Objective: Write out every entry exactly as it appears.
+-------+
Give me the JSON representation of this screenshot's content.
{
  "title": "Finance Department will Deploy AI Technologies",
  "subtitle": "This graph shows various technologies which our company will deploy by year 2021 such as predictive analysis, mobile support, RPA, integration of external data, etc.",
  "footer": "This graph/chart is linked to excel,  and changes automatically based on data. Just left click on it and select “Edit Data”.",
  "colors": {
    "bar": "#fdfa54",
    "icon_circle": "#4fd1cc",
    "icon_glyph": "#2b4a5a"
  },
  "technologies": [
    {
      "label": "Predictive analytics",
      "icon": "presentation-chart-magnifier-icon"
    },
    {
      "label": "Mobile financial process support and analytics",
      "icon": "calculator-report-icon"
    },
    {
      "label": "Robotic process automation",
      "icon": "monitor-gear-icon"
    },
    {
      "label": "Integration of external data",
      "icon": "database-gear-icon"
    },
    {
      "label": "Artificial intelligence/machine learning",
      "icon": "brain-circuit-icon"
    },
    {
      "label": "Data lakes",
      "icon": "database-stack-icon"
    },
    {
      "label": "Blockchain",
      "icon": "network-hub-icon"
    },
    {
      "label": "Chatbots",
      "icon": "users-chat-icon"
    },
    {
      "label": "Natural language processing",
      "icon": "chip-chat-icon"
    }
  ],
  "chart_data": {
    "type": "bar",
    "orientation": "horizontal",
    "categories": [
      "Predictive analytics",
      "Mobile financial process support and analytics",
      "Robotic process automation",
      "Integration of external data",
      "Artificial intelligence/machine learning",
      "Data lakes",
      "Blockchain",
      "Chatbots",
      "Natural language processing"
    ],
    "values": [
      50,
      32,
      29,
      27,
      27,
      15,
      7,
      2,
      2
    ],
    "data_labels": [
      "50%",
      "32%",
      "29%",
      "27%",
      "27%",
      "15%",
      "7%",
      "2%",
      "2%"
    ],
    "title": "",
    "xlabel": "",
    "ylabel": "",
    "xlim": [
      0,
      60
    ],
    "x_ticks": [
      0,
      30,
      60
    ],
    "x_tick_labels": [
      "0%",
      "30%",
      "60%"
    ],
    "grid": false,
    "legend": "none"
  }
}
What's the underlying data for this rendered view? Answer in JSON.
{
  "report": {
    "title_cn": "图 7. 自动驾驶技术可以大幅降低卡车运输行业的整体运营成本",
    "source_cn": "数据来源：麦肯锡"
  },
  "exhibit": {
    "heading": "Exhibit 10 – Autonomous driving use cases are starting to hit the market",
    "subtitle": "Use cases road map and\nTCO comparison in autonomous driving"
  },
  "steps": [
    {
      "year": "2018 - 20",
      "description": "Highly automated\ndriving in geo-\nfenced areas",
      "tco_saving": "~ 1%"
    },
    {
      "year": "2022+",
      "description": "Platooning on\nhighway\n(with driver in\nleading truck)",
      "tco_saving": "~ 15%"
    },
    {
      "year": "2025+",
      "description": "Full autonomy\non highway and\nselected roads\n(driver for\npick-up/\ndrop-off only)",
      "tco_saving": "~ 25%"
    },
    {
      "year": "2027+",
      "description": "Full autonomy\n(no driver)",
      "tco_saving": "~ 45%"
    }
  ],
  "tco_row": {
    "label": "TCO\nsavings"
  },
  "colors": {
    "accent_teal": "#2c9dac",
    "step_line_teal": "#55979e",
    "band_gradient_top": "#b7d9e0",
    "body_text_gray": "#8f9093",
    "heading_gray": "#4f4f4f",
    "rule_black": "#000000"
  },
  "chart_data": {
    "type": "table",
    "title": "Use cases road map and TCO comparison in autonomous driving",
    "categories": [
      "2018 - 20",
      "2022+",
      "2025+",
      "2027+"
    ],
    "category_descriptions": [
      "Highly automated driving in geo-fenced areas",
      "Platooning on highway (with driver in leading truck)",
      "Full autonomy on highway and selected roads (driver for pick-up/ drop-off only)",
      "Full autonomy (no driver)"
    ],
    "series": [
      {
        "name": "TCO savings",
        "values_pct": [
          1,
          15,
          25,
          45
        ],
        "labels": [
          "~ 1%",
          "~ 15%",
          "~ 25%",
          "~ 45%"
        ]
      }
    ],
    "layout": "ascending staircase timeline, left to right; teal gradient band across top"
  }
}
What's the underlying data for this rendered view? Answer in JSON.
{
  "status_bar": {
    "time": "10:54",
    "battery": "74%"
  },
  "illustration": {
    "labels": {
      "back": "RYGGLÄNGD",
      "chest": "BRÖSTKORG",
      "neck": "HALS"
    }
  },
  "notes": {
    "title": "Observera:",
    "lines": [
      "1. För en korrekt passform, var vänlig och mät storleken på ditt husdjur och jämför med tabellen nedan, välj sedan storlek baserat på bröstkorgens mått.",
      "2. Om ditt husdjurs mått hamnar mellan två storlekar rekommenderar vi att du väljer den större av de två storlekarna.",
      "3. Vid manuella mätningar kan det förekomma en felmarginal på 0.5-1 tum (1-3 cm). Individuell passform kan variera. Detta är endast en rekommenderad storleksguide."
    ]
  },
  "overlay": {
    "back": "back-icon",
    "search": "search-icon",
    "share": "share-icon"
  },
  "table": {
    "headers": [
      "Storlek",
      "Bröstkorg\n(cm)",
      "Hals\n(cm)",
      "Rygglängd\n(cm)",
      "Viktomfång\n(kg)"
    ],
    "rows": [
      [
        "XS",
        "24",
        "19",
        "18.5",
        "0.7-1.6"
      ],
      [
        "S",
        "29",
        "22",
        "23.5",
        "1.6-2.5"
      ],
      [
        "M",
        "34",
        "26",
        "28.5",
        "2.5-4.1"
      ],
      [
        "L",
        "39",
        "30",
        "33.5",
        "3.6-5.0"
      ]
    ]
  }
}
+-------+
Written solution:
Give me the JSON representation of this screenshot's content.
{
  "title": "Finance Department will Deploy AI Technologies",
  "subtitle": "This graph shows various technologies which our company will deploy by year 2021 such as predictive analysis, mobile support, RPA, integration of external data, etc.",
  "footer": "This graph/chart is linked to excel,  and changes automatically based on data. Just left click on it and select “Edit Data”.",
  "colors": {
    "bar": "#fdfa54",
    "icon_circle": "#4fd1cc",
    "icon_glyph": "#2b4a5a"
  },
  "technologies": [
    {
      "label": "Predictive analytics",
      "icon": "presentation-chart-magnifier-icon"
    },
    {
      "label": "Mobile financial process support and analytics",
      "icon": "calculator-report-icon"
    },
    {
      "label": "Robotic process automation",
      "icon": "monitor-gear-icon"
    },
    {
      "label": "Integration of external data",
      "icon": "database-gear-icon"
    },
    {
      "label": "Artificial intelligence/machine learning",
      "icon": "brain-circuit-icon"
    },
    {
      "label": "Data lakes",
      "icon": "database-stack-icon"
    },
    {
      "label": "Blockchain",
      "icon": "network-hub-icon"
    },
    {
      "label": "Chatbots",
      "icon": "users-chat-icon"
    },
    {
      "label": "Natural language processing",
      "icon": "chip-chat-icon"
    }
  ],
  "chart_data": {
    "type": "bar",
    "orientation": "horizontal",
    "categories": [
      "Predictive analytics",
      "Mobile financial process support and analytics",
      "Robotic process automation",
      "Integration of external data",
      "Artificial intelligence/machine learning",
      "Data lakes",
      "Blockchain",
      "Chatbots",
      "Natural language processing"
    ],
    "values": [
      50,
      32,
      29,
      27,
      27,
      15,
      7,
      2,
      2
    ],
    "data_labels": [
      "50%",
      "32%",
      "29%",
      "27%",
      "27%",
      "15%",
      "7%",
      "2%",
      "2%"
    ],
    "title": "",
    "xlabel": "",
    "ylabel": "",
    "xlim": [
      0,
      60
    ],
    "x_ticks": [
      0,
      30,
      60
    ],
    "x_tick_labels": [
      "0%",
      "30%",
      "60%"
    ],
    "grid": false,
    "legend": "none"
  }
}
What's the underlying data for this rendered view? Answer in JSON.
{
  "report": {
    "title_cn": "图 7. 自动驾驶技术可以大幅降低卡车运输行业的整体运营成本",
    "source_cn": "数据来源：麦肯锡"
  },
  "exhibit": {
    "heading": "Exhibit 10 – Autonomous driving use cases are starting to hit the market",
    "subtitle": "Use cases road map and\nTCO comparison in autonomous driving"
  },
  "steps": [
    {
      "year": "2018 - 20",
      "description": "Highly automated\ndriving in geo-\nfenced areas",
      "tco_saving": "~ 1%"
    },
    {
      "year": "2022+",
      "description": "Platooning on\nhighway\n(with driver in\nleading truck)",
      "tco_saving": "~ 15%"
    },
    {
      "year": "2025+",
      "description": "Full autonomy\non highway and\nselected roads\n(driver for\npick-up/\ndrop-off only)",
      "tco_saving": "~ 25%"
    },
    {
      "year": "2027+",
      "description": "Full autonomy\n(no driver)",
      "tco_saving": "~ 45%"
    }
  ],
  "tco_row": {
    "label": "TCO\nsavings"
  },
  "colors": {
    "accent_teal": "#2c9dac",
    "step_line_teal": "#55979e",
    "band_gradient_top": "#b7d9e0",
    "body_text_gray": "#8f9093",
    "heading_gray": "#4f4f4f",
    "rule_black": "#000000"
  },
  "chart_data": {
    "type": "table",
    "title": "Use cases road map and TCO comparison in autonomous driving",
    "categories": [
      "2018 - 20",
      "2022+",
      "2025+",
      "2027+"
    ],
    "category_descriptions": [
      "Highly automated driving in geo-fenced areas",
      "Platooning on highway (with driver in leading truck)",
      "Full autonomy on highway and selected roads (driver for pick-up/ drop-off only)",
      "Full autonomy (no driver)"
    ],
    "series": [
      {
        "name": "TCO savings",
        "values_pct": [
          1,
          15,
          25,
          45
        ],
        "labels": [
          "~ 1%",
          "~ 15%",
          "~ 25%",
          "~ 45%"
        ]
      }
    ],
    "layout": "ascending staircase timeline, left to right; teal gradient band across top"
  }
}
What's the underlying data for this rendered view? Answer in JSON.
{
  "status_bar": {
    "time": "10:54",
    "battery": "74%"
  },
  "illustration": {
    "labels": {
      "back": "RYGGLÄNGD",
      "chest": "BRÖSTKORG",
      "neck": "HALS"
    }
  },
  "notes": {
    "title": "Observera:",
    "lines": [
      "1. För en korrekt passform, var vänlig och mät storleken på ditt husdjur och jämför med tabellen nedan, välj sedan storlek baserat på bröstkorgens mått.",
      "2. Om ditt husdjurs mått hamnar mellan två storlekar rekommenderar vi att du väljer den större av de två storlekarna.",
      "3. Vid manuella mätningar kan det förekomma en felmarginal på 0.5-1 tum (1-3 cm). Individuell passform kan variera. Detta är endast en rekommenderad storleksguide."
    ]
  },
  "overlay": {
    "back": "back-icon",
    "search": "search-icon",
    "share": "share-icon"
  },
  "table": {
    "headers": [
      "Storlek",
      "Bröstkorg\n(cm)",
      "Hals\n(cm)",
      "Rygglängd\n(cm)",
      "Viktomfång\n(kg)"
    ],
    "rows": [
      [
        "XS",
        "24",
        "19",
        "18.5",
        "0.7-1.6"
      ],
      [
        "S",
        "29",
        "22",
        "23.5",
        "1.6-2.5"
      ],
      [
        "M",
        "34",
        "26",
        "28.5",
        "2.5-4.1"
      ],
      [
        "L",
        "39",
        "30",
        "33.5",
        "3.6-5.0"
      ]
    ]
  }
}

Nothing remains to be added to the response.